Written task → Copy out each line below that has the word "States" in it.

Data for this exercise →

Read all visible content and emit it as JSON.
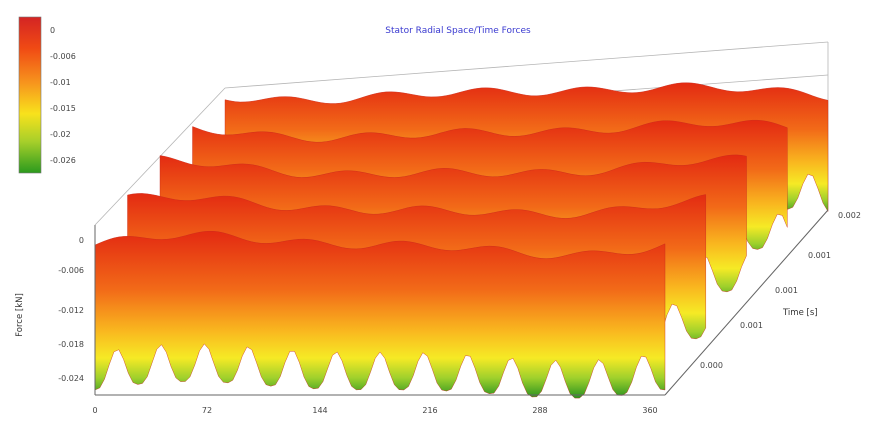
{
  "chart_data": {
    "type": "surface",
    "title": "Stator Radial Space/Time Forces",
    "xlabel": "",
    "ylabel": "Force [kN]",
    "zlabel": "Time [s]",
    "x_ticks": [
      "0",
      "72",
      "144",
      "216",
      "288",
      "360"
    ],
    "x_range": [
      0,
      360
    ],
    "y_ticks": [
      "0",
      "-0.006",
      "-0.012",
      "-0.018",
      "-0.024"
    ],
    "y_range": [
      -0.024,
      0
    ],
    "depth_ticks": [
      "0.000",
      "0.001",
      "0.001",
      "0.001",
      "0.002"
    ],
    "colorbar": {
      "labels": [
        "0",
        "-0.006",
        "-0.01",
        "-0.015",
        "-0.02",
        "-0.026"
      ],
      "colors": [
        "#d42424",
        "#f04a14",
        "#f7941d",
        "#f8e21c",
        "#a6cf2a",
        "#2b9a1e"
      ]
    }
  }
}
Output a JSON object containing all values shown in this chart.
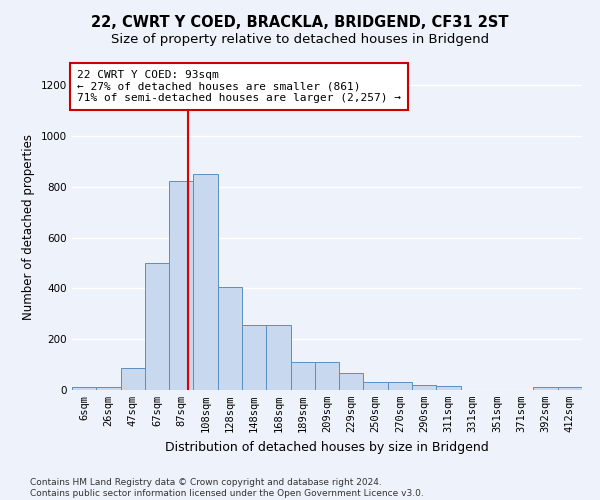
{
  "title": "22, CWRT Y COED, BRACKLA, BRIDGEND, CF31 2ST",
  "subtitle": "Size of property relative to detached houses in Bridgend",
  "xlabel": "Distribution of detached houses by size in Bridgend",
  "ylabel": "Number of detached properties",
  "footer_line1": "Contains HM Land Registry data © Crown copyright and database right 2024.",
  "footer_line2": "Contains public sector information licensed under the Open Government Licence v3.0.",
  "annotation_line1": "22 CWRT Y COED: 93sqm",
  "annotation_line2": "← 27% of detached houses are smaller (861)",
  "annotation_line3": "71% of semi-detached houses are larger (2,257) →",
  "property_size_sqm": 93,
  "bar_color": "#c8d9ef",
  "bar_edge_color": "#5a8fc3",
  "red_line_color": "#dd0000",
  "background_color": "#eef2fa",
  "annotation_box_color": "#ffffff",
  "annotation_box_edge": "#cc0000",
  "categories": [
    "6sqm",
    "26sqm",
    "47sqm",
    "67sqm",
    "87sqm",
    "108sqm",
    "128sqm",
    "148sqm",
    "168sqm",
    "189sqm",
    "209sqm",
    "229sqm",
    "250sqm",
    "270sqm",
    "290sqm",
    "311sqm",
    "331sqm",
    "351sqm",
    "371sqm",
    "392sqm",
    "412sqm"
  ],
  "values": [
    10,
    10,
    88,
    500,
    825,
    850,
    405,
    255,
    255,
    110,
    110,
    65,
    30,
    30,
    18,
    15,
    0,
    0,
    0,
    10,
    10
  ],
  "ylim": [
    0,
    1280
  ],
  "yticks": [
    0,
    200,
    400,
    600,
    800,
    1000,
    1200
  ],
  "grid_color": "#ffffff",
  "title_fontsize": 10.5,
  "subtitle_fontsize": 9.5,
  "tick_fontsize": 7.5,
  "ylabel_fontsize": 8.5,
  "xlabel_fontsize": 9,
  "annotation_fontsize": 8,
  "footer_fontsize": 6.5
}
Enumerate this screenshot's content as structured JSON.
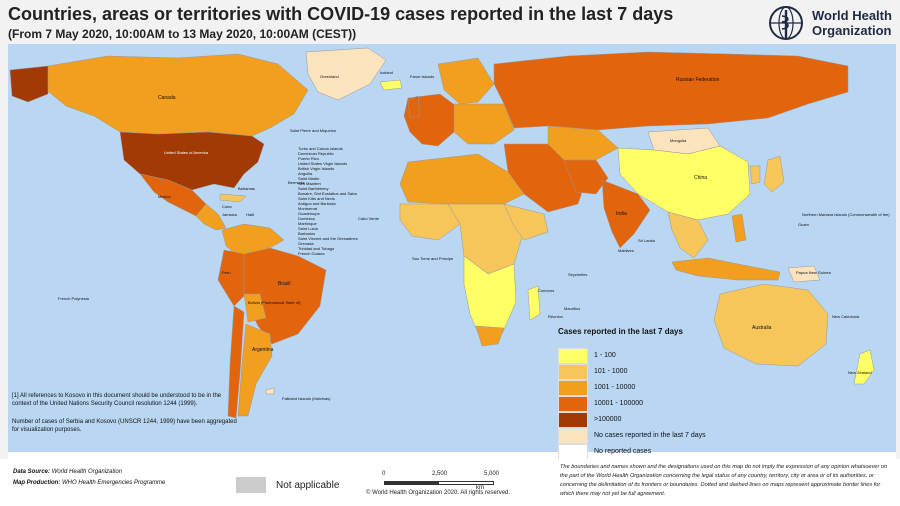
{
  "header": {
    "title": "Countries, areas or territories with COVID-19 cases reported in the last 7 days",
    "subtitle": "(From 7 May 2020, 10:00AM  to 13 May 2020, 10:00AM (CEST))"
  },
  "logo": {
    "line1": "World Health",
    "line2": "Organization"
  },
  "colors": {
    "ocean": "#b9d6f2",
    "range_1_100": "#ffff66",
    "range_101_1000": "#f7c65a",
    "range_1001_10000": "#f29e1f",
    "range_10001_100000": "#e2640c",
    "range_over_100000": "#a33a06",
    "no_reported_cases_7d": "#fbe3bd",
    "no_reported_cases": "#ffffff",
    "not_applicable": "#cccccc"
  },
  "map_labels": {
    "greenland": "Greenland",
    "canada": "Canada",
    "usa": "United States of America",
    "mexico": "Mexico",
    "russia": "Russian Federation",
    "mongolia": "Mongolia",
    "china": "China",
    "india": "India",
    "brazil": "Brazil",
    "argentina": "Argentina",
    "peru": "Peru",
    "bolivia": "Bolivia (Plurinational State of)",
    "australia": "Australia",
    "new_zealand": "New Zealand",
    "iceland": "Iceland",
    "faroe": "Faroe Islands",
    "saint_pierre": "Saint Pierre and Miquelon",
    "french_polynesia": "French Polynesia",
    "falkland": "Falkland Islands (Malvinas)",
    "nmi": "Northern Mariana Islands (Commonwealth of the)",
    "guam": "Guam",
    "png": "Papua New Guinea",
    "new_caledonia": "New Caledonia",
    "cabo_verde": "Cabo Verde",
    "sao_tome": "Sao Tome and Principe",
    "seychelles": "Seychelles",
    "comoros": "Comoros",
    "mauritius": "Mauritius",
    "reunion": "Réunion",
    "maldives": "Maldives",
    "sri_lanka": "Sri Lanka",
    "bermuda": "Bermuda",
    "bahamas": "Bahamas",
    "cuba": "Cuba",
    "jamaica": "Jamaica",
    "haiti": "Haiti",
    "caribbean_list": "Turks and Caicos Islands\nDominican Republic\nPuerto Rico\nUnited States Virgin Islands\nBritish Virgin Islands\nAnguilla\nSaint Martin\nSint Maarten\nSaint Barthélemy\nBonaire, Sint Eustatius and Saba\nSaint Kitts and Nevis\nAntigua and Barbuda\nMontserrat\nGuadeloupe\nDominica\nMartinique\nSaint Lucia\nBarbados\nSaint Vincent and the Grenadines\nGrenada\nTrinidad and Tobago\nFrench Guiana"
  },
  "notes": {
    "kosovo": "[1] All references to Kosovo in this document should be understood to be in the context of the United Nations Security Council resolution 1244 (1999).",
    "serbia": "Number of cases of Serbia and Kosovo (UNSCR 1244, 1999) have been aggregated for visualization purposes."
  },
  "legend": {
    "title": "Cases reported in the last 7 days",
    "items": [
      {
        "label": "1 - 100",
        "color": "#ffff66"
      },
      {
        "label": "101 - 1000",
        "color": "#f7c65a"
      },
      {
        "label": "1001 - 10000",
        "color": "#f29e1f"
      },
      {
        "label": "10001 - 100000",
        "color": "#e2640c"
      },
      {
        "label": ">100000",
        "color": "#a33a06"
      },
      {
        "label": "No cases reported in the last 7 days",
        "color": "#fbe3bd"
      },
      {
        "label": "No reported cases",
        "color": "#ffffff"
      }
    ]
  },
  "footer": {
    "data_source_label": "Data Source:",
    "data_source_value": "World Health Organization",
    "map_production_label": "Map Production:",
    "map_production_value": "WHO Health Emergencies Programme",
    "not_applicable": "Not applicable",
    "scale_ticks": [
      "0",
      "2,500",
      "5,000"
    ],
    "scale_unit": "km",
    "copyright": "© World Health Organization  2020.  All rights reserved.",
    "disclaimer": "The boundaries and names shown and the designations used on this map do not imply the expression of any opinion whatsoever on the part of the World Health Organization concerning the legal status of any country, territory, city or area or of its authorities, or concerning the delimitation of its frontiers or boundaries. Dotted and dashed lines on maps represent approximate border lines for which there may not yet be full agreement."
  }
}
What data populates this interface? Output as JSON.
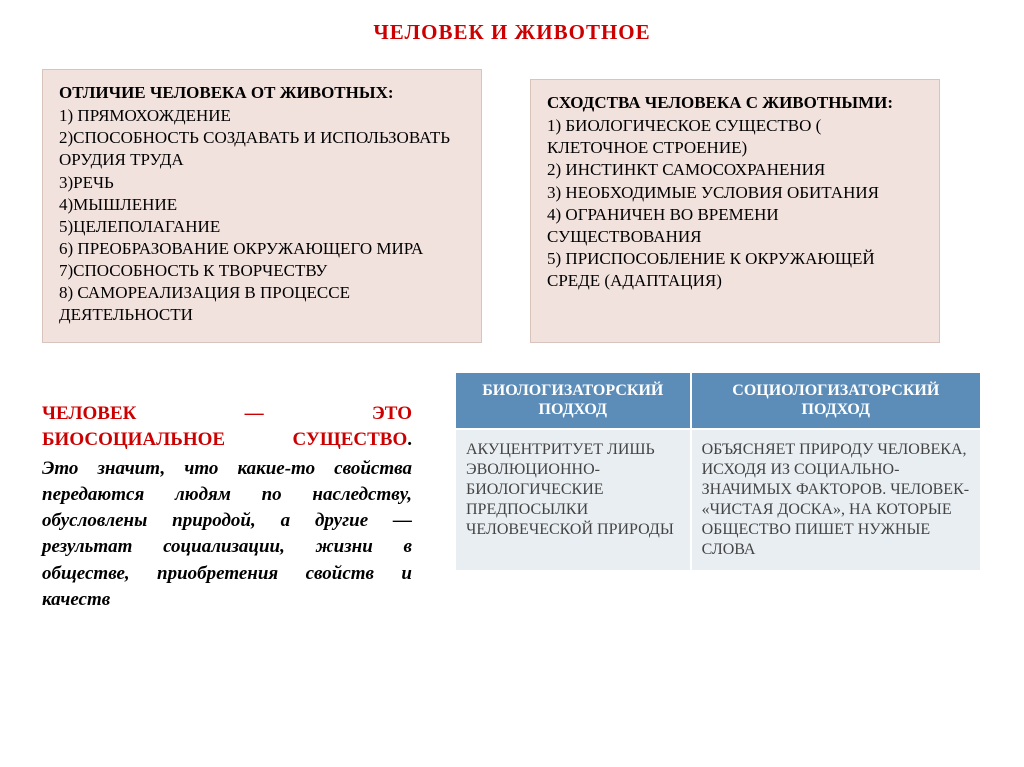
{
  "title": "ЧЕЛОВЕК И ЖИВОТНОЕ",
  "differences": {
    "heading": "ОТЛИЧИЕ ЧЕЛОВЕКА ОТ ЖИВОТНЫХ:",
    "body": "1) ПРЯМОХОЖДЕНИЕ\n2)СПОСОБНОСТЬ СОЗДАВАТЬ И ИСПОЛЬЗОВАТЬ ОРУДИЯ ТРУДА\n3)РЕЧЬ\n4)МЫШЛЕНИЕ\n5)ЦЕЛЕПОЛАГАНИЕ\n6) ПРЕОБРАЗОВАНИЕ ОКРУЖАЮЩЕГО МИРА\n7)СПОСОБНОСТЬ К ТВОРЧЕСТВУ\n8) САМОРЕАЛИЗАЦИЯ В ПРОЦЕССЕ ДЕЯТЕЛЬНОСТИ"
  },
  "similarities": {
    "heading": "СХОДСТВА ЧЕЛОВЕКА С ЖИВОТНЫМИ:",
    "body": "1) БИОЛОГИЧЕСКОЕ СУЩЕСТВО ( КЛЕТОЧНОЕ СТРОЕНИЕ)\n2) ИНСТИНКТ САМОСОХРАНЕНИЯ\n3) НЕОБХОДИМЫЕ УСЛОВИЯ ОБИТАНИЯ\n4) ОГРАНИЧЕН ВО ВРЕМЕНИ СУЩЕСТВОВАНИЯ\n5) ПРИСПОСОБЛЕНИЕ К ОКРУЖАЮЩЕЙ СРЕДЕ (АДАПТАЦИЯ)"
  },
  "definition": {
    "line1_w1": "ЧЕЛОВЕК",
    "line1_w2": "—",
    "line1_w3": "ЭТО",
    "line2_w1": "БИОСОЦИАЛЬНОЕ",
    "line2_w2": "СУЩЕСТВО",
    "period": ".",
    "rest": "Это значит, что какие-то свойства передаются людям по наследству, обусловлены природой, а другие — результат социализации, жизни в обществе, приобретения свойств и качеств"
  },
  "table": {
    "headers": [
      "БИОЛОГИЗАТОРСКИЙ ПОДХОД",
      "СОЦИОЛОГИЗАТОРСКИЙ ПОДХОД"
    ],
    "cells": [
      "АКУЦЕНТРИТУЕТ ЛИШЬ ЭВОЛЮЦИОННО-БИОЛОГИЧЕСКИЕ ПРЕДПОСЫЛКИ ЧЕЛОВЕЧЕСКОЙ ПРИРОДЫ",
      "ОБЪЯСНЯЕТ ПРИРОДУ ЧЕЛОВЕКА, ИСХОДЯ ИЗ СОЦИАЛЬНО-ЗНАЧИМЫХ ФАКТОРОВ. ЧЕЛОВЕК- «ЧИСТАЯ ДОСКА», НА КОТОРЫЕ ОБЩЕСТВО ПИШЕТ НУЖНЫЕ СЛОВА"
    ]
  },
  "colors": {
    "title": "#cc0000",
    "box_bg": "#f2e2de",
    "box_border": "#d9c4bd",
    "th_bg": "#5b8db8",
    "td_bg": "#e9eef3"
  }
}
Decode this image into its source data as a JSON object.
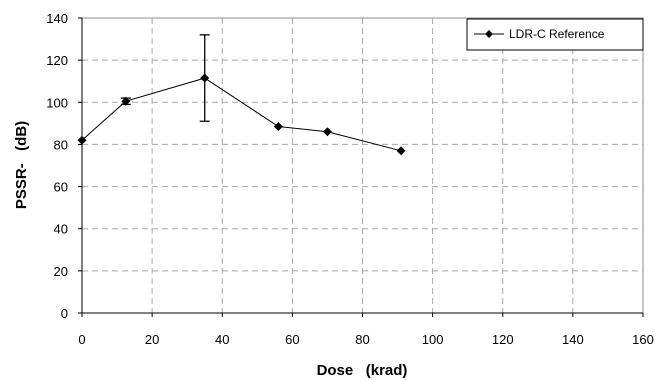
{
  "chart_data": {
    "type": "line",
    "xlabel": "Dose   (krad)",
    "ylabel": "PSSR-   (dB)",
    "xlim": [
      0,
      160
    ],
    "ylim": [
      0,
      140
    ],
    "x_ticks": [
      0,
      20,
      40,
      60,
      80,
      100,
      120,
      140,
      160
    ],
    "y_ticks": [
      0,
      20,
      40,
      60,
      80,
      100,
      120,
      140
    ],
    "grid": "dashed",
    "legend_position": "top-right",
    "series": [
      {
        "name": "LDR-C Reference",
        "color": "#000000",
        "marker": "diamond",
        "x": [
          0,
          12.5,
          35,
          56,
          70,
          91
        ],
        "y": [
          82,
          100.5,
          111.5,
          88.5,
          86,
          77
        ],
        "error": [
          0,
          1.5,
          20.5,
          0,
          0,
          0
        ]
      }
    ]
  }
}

Task response →
    "usa": "United States of America",
    "caribbean_list": "Turks and Caicos Islands\nDominican Republic\nPuerto Rico\nUnited States Virgin Islands\nBritish Virgin Islands\nAnguilla\nSaint Martin\nSint Maarten\nSaint Barthélemy\nBonaire, Sint Eustatius and Saba\nSaint Kitts and Nevis\nAntigua and Barbuda\nMontserrat\nGuadeloupe\nDominica\nMartinique\nSaint Lucia\nBarbados\nSaint Vincent and the Grenadines\nGrenada\nTrinidad and Tobago\nFrench Guiana"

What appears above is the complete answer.